## Task details
Write out the records that appear below, verbatim and complete, but without pictures.

## Source data
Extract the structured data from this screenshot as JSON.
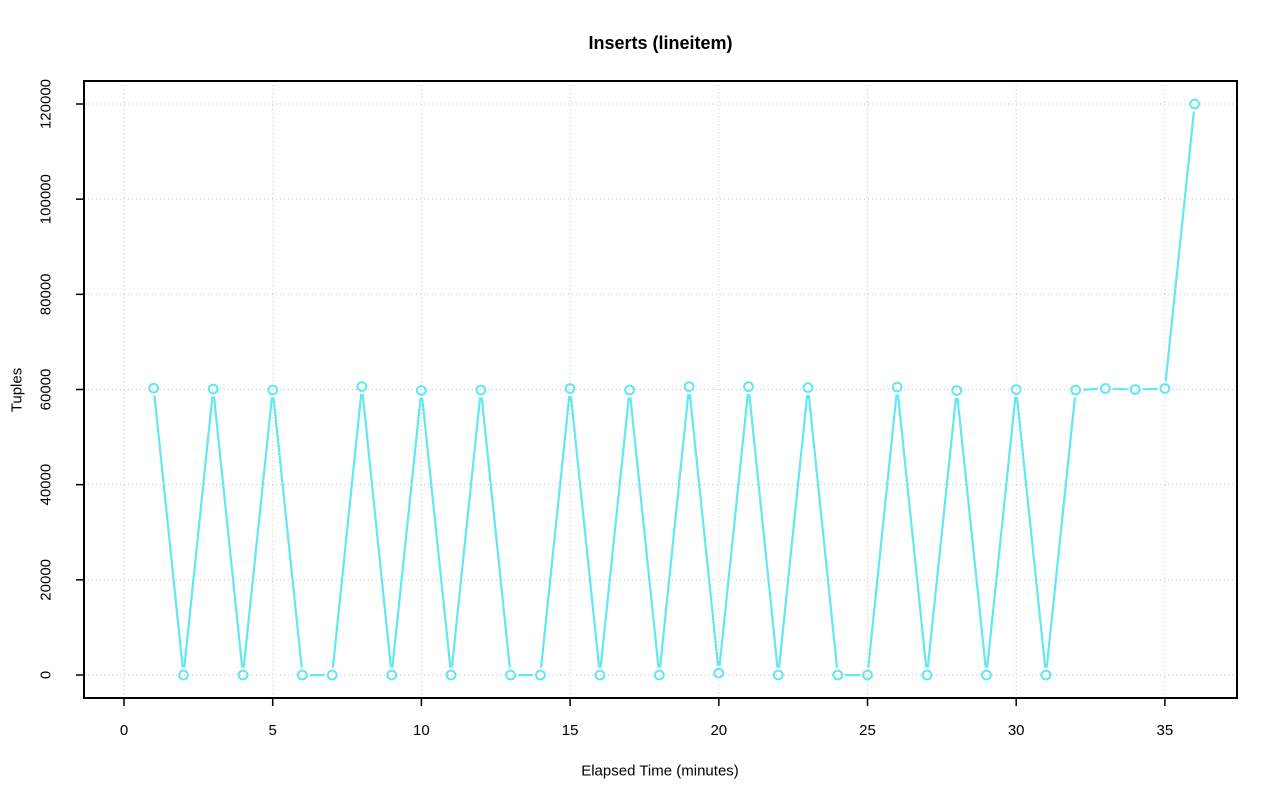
{
  "chart_data": {
    "type": "line",
    "title": "Inserts (lineitem)",
    "xlabel": "Elapsed Time (minutes)",
    "ylabel": "Tuples",
    "x": [
      1,
      2,
      3,
      4,
      5,
      6,
      7,
      8,
      9,
      10,
      11,
      12,
      13,
      14,
      15,
      16,
      17,
      18,
      19,
      20,
      21,
      22,
      23,
      24,
      25,
      26,
      27,
      28,
      29,
      30,
      31,
      32,
      33,
      34,
      35,
      36
    ],
    "values": [
      60300,
      0,
      60100,
      0,
      59900,
      0,
      0,
      60600,
      0,
      59800,
      0,
      59900,
      0,
      0,
      60200,
      0,
      59900,
      0,
      60600,
      400,
      60600,
      0,
      60400,
      0,
      0,
      60500,
      0,
      59800,
      0,
      60000,
      0,
      59900,
      60200,
      60000,
      60200,
      120000
    ],
    "series": [
      {
        "name": "inserts",
        "marker": "open-circle",
        "line_type": "both-points-and-lines"
      }
    ],
    "xticks": [
      0,
      5,
      10,
      15,
      20,
      25,
      30,
      35
    ],
    "yticks": [
      0,
      20000,
      40000,
      60000,
      80000,
      100000,
      120000
    ],
    "xlim": [
      0,
      37
    ],
    "ylim": [
      0,
      120000
    ],
    "grid": "dotted",
    "legend": "none",
    "colors": {
      "series": "#62E8F0",
      "grid": "#C4C4C4",
      "axis": "#000000",
      "background": "#FFFFFF"
    }
  }
}
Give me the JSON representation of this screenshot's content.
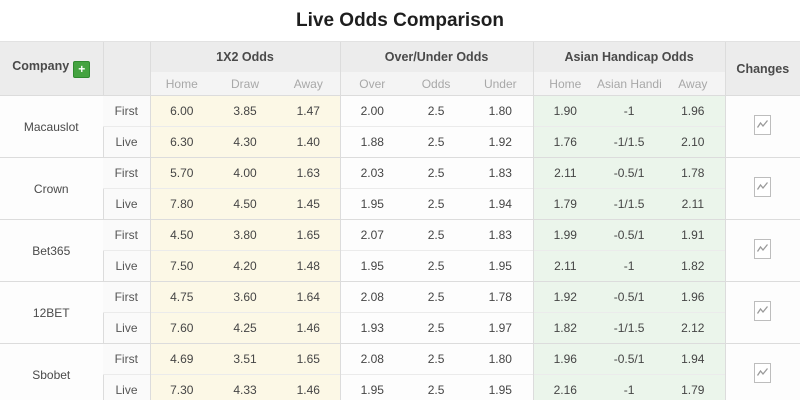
{
  "title": "Live Odds Comparison",
  "header": {
    "company_label": "Company",
    "add_button_label": "+",
    "groups": [
      {
        "label": "1X2 Odds",
        "cols": [
          "Home",
          "Draw",
          "Away"
        ]
      },
      {
        "label": "Over/Under Odds",
        "cols": [
          "Over",
          "Odds",
          "Under"
        ]
      },
      {
        "label": "Asian Handicap Odds",
        "cols": [
          "Home",
          "Asian Handicap",
          "Away"
        ]
      }
    ],
    "changes_label": "Changes"
  },
  "companies": [
    {
      "name": "Macauslot",
      "rows": [
        {
          "phase": "First",
          "x2": [
            "6.00",
            "3.85",
            "1.47"
          ],
          "ou": [
            "2.00",
            "2.5",
            "1.80"
          ],
          "ah": [
            "1.90",
            "-1",
            "1.96"
          ]
        },
        {
          "phase": "Live",
          "x2": [
            "6.30",
            "4.30",
            "1.40"
          ],
          "ou": [
            "1.88",
            "2.5",
            "1.92"
          ],
          "ah": [
            "1.76",
            "-1/1.5",
            "2.10"
          ]
        }
      ]
    },
    {
      "name": "Crown",
      "rows": [
        {
          "phase": "First",
          "x2": [
            "5.70",
            "4.00",
            "1.63"
          ],
          "ou": [
            "2.03",
            "2.5",
            "1.83"
          ],
          "ah": [
            "2.11",
            "-0.5/1",
            "1.78"
          ]
        },
        {
          "phase": "Live",
          "x2": [
            "7.80",
            "4.50",
            "1.45"
          ],
          "ou": [
            "1.95",
            "2.5",
            "1.94"
          ],
          "ah": [
            "1.79",
            "-1/1.5",
            "2.11"
          ]
        }
      ]
    },
    {
      "name": "Bet365",
      "rows": [
        {
          "phase": "First",
          "x2": [
            "4.50",
            "3.80",
            "1.65"
          ],
          "ou": [
            "2.07",
            "2.5",
            "1.83"
          ],
          "ah": [
            "1.99",
            "-0.5/1",
            "1.91"
          ]
        },
        {
          "phase": "Live",
          "x2": [
            "7.50",
            "4.20",
            "1.48"
          ],
          "ou": [
            "1.95",
            "2.5",
            "1.95"
          ],
          "ah": [
            "2.11",
            "-1",
            "1.82"
          ]
        }
      ]
    },
    {
      "name": "12BET",
      "rows": [
        {
          "phase": "First",
          "x2": [
            "4.75",
            "3.60",
            "1.64"
          ],
          "ou": [
            "2.08",
            "2.5",
            "1.78"
          ],
          "ah": [
            "1.92",
            "-0.5/1",
            "1.96"
          ]
        },
        {
          "phase": "Live",
          "x2": [
            "7.60",
            "4.25",
            "1.46"
          ],
          "ou": [
            "1.93",
            "2.5",
            "1.97"
          ],
          "ah": [
            "1.82",
            "-1/1.5",
            "2.12"
          ]
        }
      ]
    },
    {
      "name": "Sbobet",
      "rows": [
        {
          "phase": "First",
          "x2": [
            "4.69",
            "3.51",
            "1.65"
          ],
          "ou": [
            "2.08",
            "2.5",
            "1.80"
          ],
          "ah": [
            "1.96",
            "-0.5/1",
            "1.94"
          ]
        },
        {
          "phase": "Live",
          "x2": [
            "7.30",
            "4.33",
            "1.46"
          ],
          "ou": [
            "1.95",
            "2.5",
            "1.95"
          ],
          "ah": [
            "2.16",
            "-1",
            "1.79"
          ]
        }
      ]
    }
  ],
  "colors": {
    "accent_green": "#44a340",
    "cream_cell": "#fcf8e6",
    "handicap_cell": "#ebf5eb",
    "header_bg": "#ececec",
    "subheader_bg": "#f4f4f4"
  }
}
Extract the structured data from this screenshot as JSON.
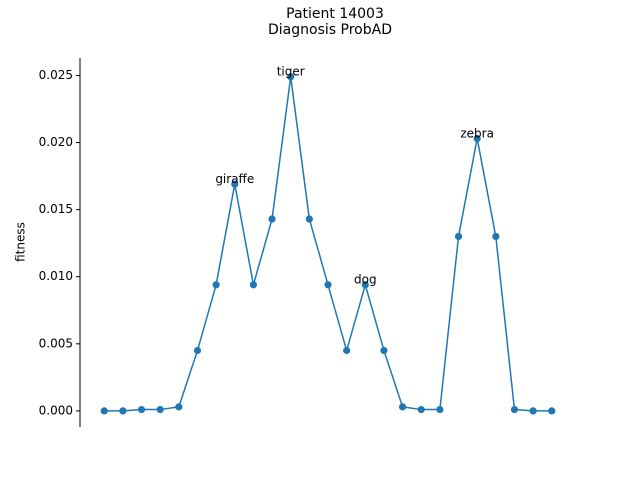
{
  "chart_data": {
    "type": "line",
    "title_lines": [
      "Patient 14003",
      "Diagnosis ProbAD"
    ],
    "xlabel": "",
    "ylabel": "fitness",
    "ylim": [
      -0.0012,
      0.0263
    ],
    "xlim": [
      -1.3,
      25.3
    ],
    "yticks": [
      0.0,
      0.005,
      0.01,
      0.015,
      0.02,
      0.025
    ],
    "ytick_labels": [
      "0.000",
      "0.005",
      "0.010",
      "0.015",
      "0.020",
      "0.025"
    ],
    "grid": false,
    "legend": "none",
    "x_axis_visible": false,
    "color": "#1f77b4",
    "series": [
      {
        "x": [
          0,
          1,
          2,
          3,
          4,
          5,
          6,
          7,
          8,
          9,
          10,
          11,
          12,
          13,
          14,
          15,
          16,
          17,
          18,
          19,
          20,
          21,
          22,
          23,
          24
        ],
        "values": [
          0.0,
          0.0,
          0.0001,
          0.0001,
          0.0003,
          0.0045,
          0.0094,
          0.0169,
          0.0094,
          0.0143,
          0.0249,
          0.0143,
          0.0094,
          0.0045,
          0.0094,
          0.0045,
          0.0003,
          0.0001,
          0.0001,
          0.013,
          0.0203,
          0.013,
          0.0001,
          0.0,
          0.0
        ]
      }
    ],
    "annotations": [
      {
        "x": 7,
        "y": 0.0169,
        "text": "giraffe"
      },
      {
        "x": 10,
        "y": 0.0249,
        "text": "tiger"
      },
      {
        "x": 14,
        "y": 0.0094,
        "text": "dog"
      },
      {
        "x": 20,
        "y": 0.0203,
        "text": "zebra"
      }
    ]
  }
}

## Solution for this exercise
Extract the structured data from this screenshot as JSON.
{
  "chart_data": {
    "type": "line",
    "title": "Inserts (lineitem)",
    "xlabel": "Elapsed Time (minutes)",
    "ylabel": "Tuples",
    "x": [
      1,
      2,
      3,
      4,
      5,
      6,
      7,
      8,
      9,
      10,
      11,
      12,
      13,
      14,
      15,
      16,
      17,
      18,
      19,
      20,
      21,
      22,
      23,
      24,
      25,
      26,
      27,
      28,
      29,
      30,
      31,
      32,
      33,
      34,
      35,
      36
    ],
    "values": [
      60300,
      0,
      60100,
      0,
      59900,
      0,
      0,
      60600,
      0,
      59800,
      0,
      59900,
      0,
      0,
      60200,
      0,
      59900,
      0,
      60600,
      400,
      60600,
      0,
      60400,
      0,
      0,
      60500,
      0,
      59800,
      0,
      60000,
      0,
      59900,
      60200,
      60000,
      60200,
      120000
    ],
    "series": [
      {
        "name": "inserts",
        "marker": "open-circle",
        "line_type": "both-points-and-lines"
      }
    ],
    "xticks": [
      0,
      5,
      10,
      15,
      20,
      25,
      30,
      35
    ],
    "yticks": [
      0,
      20000,
      40000,
      60000,
      80000,
      100000,
      120000
    ],
    "xlim": [
      0,
      37
    ],
    "ylim": [
      0,
      120000
    ],
    "grid": "dotted",
    "legend": "none",
    "colors": {
      "series": "#62E8F0",
      "grid": "#C4C4C4",
      "axis": "#000000",
      "background": "#FFFFFF"
    }
  }
}
Give me the JSON representation of this screenshot's content.
{
  "title": "Live Odds Comparison",
  "header": {
    "company_label": "Company",
    "add_button_label": "+",
    "groups": [
      {
        "label": "1X2 Odds",
        "cols": [
          "Home",
          "Draw",
          "Away"
        ]
      },
      {
        "label": "Over/Under Odds",
        "cols": [
          "Over",
          "Odds",
          "Under"
        ]
      },
      {
        "label": "Asian Handicap Odds",
        "cols": [
          "Home",
          "Asian Handicap",
          "Away"
        ]
      }
    ],
    "changes_label": "Changes"
  },
  "companies": [
    {
      "name": "Macauslot",
      "rows": [
        {
          "phase": "First",
          "x2": [
            "6.00",
            "3.85",
            "1.47"
          ],
          "ou": [
            "2.00",
            "2.5",
            "1.80"
          ],
          "ah": [
            "1.90",
            "-1",
            "1.96"
          ]
        },
        {
          "phase": "Live",
          "x2": [
            "6.30",
            "4.30",
            "1.40"
          ],
          "ou": [
            "1.88",
            "2.5",
            "1.92"
          ],
          "ah": [
            "1.76",
            "-1/1.5",
            "2.10"
          ]
        }
      ]
    },
    {
      "name": "Crown",
      "rows": [
        {
          "phase": "First",
          "x2": [
            "5.70",
            "4.00",
            "1.63"
          ],
          "ou": [
            "2.03",
            "2.5",
            "1.83"
          ],
          "ah": [
            "2.11",
            "-0.5/1",
            "1.78"
          ]
        },
        {
          "phase": "Live",
          "x2": [
            "7.80",
            "4.50",
            "1.45"
          ],
          "ou": [
            "1.95",
            "2.5",
            "1.94"
          ],
          "ah": [
            "1.79",
            "-1/1.5",
            "2.11"
          ]
        }
      ]
    },
    {
      "name": "Bet365",
      "rows": [
        {
          "phase": "First",
          "x2": [
            "4.50",
            "3.80",
            "1.65"
          ],
          "ou": [
            "2.07",
            "2.5",
            "1.83"
          ],
          "ah": [
            "1.99",
            "-0.5/1",
            "1.91"
          ]
        },
        {
          "phase": "Live",
          "x2": [
            "7.50",
            "4.20",
            "1.48"
          ],
          "ou": [
            "1.95",
            "2.5",
            "1.95"
          ],
          "ah": [
            "2.11",
            "-1",
            "1.82"
          ]
        }
      ]
    },
    {
      "name": "12BET",
      "rows": [
        {
          "phase": "First",
          "x2": [
            "4.75",
            "3.60",
            "1.64"
          ],
          "ou": [
            "2.08",
            "2.5",
            "1.78"
          ],
          "ah": [
            "1.92",
            "-0.5/1",
            "1.96"
          ]
        },
        {
          "phase": "Live",
          "x2": [
            "7.60",
            "4.25",
            "1.46"
          ],
          "ou": [
            "1.93",
            "2.5",
            "1.97"
          ],
          "ah": [
            "1.82",
            "-1/1.5",
            "2.12"
          ]
        }
      ]
    },
    {
      "name": "Sbobet",
      "rows": [
        {
          "phase": "First",
          "x2": [
            "4.69",
            "3.51",
            "1.65"
          ],
          "ou": [
            "2.08",
            "2.5",
            "1.80"
          ],
          "ah": [
            "1.96",
            "-0.5/1",
            "1.94"
          ]
        },
        {
          "phase": "Live",
          "x2": [
            "7.30",
            "4.33",
            "1.46"
          ],
          "ou": [
            "1.95",
            "2.5",
            "1.95"
          ],
          "ah": [
            "2.16",
            "-1",
            "1.79"
          ]
        }
      ]
    }
  ],
  "colors": {
    "accent_green": "#44a340",
    "cream_cell": "#fcf8e6",
    "handicap_cell": "#ebf5eb",
    "header_bg": "#ececec",
    "subheader_bg": "#f4f4f4"
  }
}
Extract the structured data from this screenshot as JSON.
{
  "chart_data": {
    "type": "line",
    "title_lines": [
      "Patient 14003",
      "Diagnosis ProbAD"
    ],
    "xlabel": "",
    "ylabel": "fitness",
    "ylim": [
      -0.0012,
      0.0263
    ],
    "xlim": [
      -1.3,
      25.3
    ],
    "yticks": [
      0.0,
      0.005,
      0.01,
      0.015,
      0.02,
      0.025
    ],
    "ytick_labels": [
      "0.000",
      "0.005",
      "0.010",
      "0.015",
      "0.020",
      "0.025"
    ],
    "grid": false,
    "legend": "none",
    "x_axis_visible": false,
    "color": "#1f77b4",
    "series": [
      {
        "x": [
          0,
          1,
          2,
          3,
          4,
          5,
          6,
          7,
          8,
          9,
          10,
          11,
          12,
          13,
          14,
          15,
          16,
          17,
          18,
          19,
          20,
          21,
          22,
          23,
          24
        ],
        "values": [
          0.0,
          0.0,
          0.0001,
          0.0001,
          0.0003,
          0.0045,
          0.0094,
          0.0169,
          0.0094,
          0.0143,
          0.0249,
          0.0143,
          0.0094,
          0.0045,
          0.0094,
          0.0045,
          0.0003,
          0.0001,
          0.0001,
          0.013,
          0.0203,
          0.013,
          0.0001,
          0.0,
          0.0
        ]
      }
    ],
    "annotations": [
      {
        "x": 7,
        "y": 0.0169,
        "text": "giraffe"
      },
      {
        "x": 10,
        "y": 0.0249,
        "text": "tiger"
      },
      {
        "x": 14,
        "y": 0.0094,
        "text": "dog"
      },
      {
        "x": 20,
        "y": 0.0203,
        "text": "zebra"
      }
    ]
  }
}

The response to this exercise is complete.